§ **Directive**
The records should be written out in full, with nothing altered.

====

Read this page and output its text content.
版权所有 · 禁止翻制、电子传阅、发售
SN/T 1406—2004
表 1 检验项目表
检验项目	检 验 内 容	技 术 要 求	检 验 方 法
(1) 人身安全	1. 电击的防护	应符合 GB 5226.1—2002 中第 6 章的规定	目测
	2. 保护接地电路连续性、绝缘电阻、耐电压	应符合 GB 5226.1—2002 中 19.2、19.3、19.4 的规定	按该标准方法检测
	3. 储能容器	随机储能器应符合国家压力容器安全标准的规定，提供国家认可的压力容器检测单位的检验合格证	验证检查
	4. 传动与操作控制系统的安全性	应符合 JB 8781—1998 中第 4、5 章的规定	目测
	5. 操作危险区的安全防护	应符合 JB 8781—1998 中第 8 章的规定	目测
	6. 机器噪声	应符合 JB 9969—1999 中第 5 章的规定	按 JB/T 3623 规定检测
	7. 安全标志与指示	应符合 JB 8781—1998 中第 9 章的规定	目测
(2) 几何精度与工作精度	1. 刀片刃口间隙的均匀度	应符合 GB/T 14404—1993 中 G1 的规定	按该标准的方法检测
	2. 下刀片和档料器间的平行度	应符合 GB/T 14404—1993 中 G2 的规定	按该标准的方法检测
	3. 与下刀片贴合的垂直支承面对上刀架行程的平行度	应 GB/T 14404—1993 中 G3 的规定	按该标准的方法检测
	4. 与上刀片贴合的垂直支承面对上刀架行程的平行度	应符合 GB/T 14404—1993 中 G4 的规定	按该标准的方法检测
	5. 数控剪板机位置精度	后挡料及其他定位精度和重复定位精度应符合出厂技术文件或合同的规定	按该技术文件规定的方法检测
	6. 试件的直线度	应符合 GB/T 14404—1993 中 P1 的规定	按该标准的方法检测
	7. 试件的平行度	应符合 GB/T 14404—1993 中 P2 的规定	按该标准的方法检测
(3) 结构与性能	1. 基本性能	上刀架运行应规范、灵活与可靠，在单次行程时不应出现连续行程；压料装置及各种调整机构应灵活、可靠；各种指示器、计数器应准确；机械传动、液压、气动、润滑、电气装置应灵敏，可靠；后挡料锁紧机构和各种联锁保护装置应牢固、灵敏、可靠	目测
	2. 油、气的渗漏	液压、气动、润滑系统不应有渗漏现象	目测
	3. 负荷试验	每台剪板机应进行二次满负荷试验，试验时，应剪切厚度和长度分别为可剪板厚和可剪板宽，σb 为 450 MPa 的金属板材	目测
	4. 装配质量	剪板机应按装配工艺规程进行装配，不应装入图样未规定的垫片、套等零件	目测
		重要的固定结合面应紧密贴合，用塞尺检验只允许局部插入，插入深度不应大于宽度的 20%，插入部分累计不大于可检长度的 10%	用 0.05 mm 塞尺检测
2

====

§ **Output for this exercise**
Read this page and output its text content.
版权所有 · 禁止翻制、电子传阅、发售
SN/T 1406—2004
表 1 检验项目表
检验项目	检 验 内 容	技 术 要 求	检 验 方 法
(1) 人身安全	1. 电击的防护	应符合 GB 5226.1—2002 中第 6 章的规定	目测
	2. 保护接地电路连续性、绝缘电阻、耐电压	应符合 GB 5226.1—2002 中 19.2、19.3、19.4 的规定	按该标准方法检测
	3. 储能容器	随机储能器应符合国家压力容器安全标准的规定，提供国家认可的压力容器检测单位的检验合格证	验证检查
	4. 传动与操作控制系统的安全性	应符合 JB 8781—1998 中第 4、5 章的规定	目测
	5. 操作危险区的安全防护	应符合 JB 8781—1998 中第 8 章的规定	目测
	6. 机器噪声	应符合 JB 9969—1999 中第 5 章的规定	按 JB/T 3623 规定检测
	7. 安全标志与指示	应符合 JB 8781—1998 中第 9 章的规定	目测
(2) 几何精度与工作精度	1. 刀片刃口间隙的均匀度	应符合 GB/T 14404—1993 中 G1 的规定	按该标准的方法检测
	2. 下刀片和档料器间的平行度	应符合 GB/T 14404—1993 中 G2 的规定	按该标准的方法检测
	3. 与下刀片贴合的垂直支承面对上刀架行程的平行度	应 GB/T 14404—1993 中 G3 的规定	按该标准的方法检测
	4. 与上刀片贴合的垂直支承面对上刀架行程的平行度	应符合 GB/T 14404—1993 中 G4 的规定	按该标准的方法检测
	5. 数控剪板机位置精度	后挡料及其他定位精度和重复定位精度应符合出厂技术文件或合同的规定	按该技术文件规定的方法检测
	6. 试件的直线度	应符合 GB/T 14404—1993 中 P1 的规定	按该标准的方法检测
	7. 试件的平行度	应符合 GB/T 14404—1993 中 P2 的规定	按该标准的方法检测
(3) 结构与性能	1. 基本性能	上刀架运行应规范、灵活与可靠，在单次行程时不应出现连续行程；压料装置及各种调整机构应灵活、可靠；各种指示器、计数器应准确；机械传动、液压、气动、润滑、电气装置应灵敏，可靠；后挡料锁紧机构和各种联锁保护装置应牢固、灵敏、可靠	目测
	2. 油、气的渗漏	液压、气动、润滑系统不应有渗漏现象	目测
	3. 负荷试验	每台剪板机应进行二次满负荷试验，试验时，应剪切厚度和长度分别为可剪板厚和可剪板宽，σb 为 450 MPa 的金属板材	目测
	4. 装配质量	剪板机应按装配工艺规程进行装配，不应装入图样未规定的垫片、套等零件	目测
		重要的固定结合面应紧密贴合，用塞尺检验只允许局部插入，插入深度不应大于宽度的 20%，插入部分累计不大于可检长度的 10%	用 0.05 mm 塞尺检测
2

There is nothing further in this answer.